■ **Excerpt from a dataset**

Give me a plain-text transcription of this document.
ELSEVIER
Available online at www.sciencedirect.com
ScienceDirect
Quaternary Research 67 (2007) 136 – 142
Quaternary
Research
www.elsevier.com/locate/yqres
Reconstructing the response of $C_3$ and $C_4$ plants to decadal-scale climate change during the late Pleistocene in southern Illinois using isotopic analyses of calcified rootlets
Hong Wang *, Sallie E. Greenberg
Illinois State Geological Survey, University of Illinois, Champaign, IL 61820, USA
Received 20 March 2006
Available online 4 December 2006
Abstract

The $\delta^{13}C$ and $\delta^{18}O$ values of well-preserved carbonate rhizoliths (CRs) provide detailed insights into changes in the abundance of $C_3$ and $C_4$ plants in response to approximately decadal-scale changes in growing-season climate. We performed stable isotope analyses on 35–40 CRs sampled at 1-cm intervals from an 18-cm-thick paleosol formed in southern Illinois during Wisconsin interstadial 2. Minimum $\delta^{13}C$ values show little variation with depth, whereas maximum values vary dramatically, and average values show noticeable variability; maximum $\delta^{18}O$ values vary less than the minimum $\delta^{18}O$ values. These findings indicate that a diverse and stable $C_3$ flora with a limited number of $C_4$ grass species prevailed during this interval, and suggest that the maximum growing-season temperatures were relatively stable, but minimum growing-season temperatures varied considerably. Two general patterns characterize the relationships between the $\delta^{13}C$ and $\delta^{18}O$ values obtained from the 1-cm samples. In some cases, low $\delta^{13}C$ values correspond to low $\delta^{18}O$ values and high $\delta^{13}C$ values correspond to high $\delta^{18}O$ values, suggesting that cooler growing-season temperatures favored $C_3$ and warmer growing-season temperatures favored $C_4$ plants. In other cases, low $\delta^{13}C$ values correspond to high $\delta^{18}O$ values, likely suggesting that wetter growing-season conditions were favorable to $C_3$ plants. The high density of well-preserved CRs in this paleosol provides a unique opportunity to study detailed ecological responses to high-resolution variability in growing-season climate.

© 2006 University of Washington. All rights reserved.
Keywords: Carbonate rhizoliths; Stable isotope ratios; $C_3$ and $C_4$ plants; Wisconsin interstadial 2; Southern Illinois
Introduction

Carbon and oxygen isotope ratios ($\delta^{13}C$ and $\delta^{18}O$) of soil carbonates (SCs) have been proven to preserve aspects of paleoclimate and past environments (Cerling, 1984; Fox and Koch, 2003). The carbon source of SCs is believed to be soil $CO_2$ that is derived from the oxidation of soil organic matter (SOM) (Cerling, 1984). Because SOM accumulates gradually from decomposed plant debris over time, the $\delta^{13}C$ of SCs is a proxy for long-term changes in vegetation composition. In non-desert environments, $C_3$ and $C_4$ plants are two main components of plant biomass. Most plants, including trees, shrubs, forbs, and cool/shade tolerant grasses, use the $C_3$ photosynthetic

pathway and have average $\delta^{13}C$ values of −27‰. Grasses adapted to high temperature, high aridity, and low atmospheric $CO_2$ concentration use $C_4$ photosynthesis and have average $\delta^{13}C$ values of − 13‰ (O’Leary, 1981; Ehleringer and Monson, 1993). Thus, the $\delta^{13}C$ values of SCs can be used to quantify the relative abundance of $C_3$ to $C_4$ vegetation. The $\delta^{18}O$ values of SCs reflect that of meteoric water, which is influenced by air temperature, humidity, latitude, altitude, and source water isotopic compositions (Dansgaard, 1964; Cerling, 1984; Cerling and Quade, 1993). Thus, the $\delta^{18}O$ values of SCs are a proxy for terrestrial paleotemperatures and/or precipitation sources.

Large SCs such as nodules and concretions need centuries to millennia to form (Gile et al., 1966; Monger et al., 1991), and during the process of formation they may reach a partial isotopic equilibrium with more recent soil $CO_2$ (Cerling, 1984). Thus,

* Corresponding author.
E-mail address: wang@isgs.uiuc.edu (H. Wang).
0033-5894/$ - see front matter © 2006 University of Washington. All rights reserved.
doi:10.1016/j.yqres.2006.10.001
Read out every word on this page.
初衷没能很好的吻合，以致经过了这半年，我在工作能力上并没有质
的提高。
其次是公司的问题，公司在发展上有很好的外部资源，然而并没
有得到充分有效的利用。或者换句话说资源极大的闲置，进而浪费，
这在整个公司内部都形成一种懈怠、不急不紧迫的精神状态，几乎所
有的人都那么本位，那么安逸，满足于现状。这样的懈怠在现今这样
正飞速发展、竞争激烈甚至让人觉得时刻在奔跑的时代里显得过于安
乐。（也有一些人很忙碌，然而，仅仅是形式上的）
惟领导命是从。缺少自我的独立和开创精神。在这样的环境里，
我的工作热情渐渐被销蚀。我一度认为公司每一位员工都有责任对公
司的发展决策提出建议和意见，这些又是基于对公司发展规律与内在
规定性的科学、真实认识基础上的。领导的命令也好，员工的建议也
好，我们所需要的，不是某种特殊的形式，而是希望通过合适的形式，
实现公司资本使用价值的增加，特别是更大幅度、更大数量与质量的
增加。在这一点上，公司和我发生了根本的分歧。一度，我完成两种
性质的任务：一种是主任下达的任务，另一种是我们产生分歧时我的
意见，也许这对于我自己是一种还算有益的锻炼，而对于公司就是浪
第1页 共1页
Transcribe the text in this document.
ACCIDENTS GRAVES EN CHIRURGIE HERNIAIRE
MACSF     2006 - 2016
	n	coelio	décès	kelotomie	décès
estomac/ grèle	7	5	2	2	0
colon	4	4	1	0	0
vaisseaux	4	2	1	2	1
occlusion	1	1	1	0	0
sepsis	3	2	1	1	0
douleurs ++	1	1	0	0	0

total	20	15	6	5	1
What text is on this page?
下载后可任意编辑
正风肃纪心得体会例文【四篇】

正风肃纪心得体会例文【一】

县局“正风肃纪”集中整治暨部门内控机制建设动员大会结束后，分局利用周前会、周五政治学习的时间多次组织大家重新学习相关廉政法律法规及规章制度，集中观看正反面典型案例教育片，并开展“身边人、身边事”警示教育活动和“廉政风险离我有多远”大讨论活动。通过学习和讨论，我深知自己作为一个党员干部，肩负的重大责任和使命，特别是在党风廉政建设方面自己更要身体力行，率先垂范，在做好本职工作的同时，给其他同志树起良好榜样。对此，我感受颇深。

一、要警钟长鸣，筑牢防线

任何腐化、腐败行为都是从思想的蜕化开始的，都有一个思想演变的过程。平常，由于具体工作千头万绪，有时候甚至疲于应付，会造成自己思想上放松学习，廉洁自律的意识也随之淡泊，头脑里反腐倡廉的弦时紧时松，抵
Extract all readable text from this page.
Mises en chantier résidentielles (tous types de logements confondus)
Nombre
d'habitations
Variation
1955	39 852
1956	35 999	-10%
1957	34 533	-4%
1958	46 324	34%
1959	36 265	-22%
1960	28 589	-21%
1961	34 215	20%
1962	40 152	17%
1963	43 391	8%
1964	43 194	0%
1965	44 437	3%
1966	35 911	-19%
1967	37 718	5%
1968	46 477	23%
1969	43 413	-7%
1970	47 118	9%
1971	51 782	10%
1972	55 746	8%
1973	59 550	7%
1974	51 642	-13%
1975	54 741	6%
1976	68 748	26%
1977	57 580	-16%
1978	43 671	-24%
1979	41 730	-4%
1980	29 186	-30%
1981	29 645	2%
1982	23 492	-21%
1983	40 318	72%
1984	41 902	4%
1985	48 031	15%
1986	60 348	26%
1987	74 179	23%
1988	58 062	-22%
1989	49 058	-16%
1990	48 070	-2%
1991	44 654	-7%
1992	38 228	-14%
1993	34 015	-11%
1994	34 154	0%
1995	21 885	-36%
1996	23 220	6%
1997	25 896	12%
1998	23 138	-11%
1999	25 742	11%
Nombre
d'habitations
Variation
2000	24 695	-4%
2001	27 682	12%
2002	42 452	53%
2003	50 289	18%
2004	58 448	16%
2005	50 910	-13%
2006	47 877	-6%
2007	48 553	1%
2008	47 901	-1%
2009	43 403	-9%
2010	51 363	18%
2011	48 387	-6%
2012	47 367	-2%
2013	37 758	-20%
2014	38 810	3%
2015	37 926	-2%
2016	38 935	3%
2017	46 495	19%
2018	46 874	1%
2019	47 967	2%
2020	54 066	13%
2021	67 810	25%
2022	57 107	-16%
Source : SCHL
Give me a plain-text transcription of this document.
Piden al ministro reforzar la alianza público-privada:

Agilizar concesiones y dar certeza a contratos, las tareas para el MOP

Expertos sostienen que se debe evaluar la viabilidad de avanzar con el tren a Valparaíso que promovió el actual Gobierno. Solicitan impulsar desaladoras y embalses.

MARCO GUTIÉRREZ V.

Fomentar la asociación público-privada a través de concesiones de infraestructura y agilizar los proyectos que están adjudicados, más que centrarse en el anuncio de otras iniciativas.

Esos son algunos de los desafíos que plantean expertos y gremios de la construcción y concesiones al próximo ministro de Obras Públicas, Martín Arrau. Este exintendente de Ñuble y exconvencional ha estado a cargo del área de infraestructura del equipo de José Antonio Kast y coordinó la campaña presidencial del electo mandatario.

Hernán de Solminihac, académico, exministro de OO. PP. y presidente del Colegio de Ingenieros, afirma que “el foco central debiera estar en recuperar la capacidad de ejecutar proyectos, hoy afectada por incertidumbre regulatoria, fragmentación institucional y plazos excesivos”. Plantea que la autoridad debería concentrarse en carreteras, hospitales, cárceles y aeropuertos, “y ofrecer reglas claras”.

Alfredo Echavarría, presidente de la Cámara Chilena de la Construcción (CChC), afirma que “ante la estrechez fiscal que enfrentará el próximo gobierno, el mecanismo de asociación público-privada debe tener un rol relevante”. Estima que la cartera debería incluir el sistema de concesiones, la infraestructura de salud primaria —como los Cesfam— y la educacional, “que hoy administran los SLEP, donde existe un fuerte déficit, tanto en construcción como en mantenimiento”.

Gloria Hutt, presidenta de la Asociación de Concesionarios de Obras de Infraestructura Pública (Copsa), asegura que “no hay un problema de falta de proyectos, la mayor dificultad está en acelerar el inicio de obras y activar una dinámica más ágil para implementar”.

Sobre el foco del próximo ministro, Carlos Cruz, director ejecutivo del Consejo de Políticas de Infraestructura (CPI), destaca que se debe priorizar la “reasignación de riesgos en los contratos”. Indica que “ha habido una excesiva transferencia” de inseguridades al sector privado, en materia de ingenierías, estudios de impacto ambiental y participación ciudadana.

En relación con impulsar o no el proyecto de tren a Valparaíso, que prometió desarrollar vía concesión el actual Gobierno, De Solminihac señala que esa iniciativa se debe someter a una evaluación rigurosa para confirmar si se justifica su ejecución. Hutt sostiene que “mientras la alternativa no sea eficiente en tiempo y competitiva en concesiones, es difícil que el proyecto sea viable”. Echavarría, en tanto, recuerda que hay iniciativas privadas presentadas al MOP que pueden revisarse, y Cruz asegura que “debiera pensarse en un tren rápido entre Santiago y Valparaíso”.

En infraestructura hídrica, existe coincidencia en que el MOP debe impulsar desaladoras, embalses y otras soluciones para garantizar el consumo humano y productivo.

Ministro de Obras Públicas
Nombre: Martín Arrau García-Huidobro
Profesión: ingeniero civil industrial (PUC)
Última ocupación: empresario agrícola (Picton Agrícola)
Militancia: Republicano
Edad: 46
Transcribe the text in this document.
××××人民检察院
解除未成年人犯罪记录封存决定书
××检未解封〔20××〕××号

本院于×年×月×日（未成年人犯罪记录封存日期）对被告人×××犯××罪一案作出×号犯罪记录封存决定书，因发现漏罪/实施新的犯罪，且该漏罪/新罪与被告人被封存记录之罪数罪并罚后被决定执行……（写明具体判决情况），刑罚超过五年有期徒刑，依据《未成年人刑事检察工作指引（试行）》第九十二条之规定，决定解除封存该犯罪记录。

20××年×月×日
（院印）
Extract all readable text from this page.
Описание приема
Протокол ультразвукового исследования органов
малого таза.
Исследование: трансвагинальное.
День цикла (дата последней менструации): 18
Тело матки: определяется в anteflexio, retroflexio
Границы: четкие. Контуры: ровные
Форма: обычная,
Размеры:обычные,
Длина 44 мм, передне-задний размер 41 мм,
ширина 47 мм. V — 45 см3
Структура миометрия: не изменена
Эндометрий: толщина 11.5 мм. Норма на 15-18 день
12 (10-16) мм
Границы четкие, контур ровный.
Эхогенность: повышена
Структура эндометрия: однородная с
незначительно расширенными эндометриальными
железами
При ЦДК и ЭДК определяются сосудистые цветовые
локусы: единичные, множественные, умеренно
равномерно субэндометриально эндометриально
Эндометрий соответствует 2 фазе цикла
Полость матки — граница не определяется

■ **WRITTEN INSTRUCTION**
Out of the preceding entries, pull every line containing the string "Границы".

■ **SOLUTION**
Границы: четкие. Контуры: ровные
Границы четкие, контур ровный.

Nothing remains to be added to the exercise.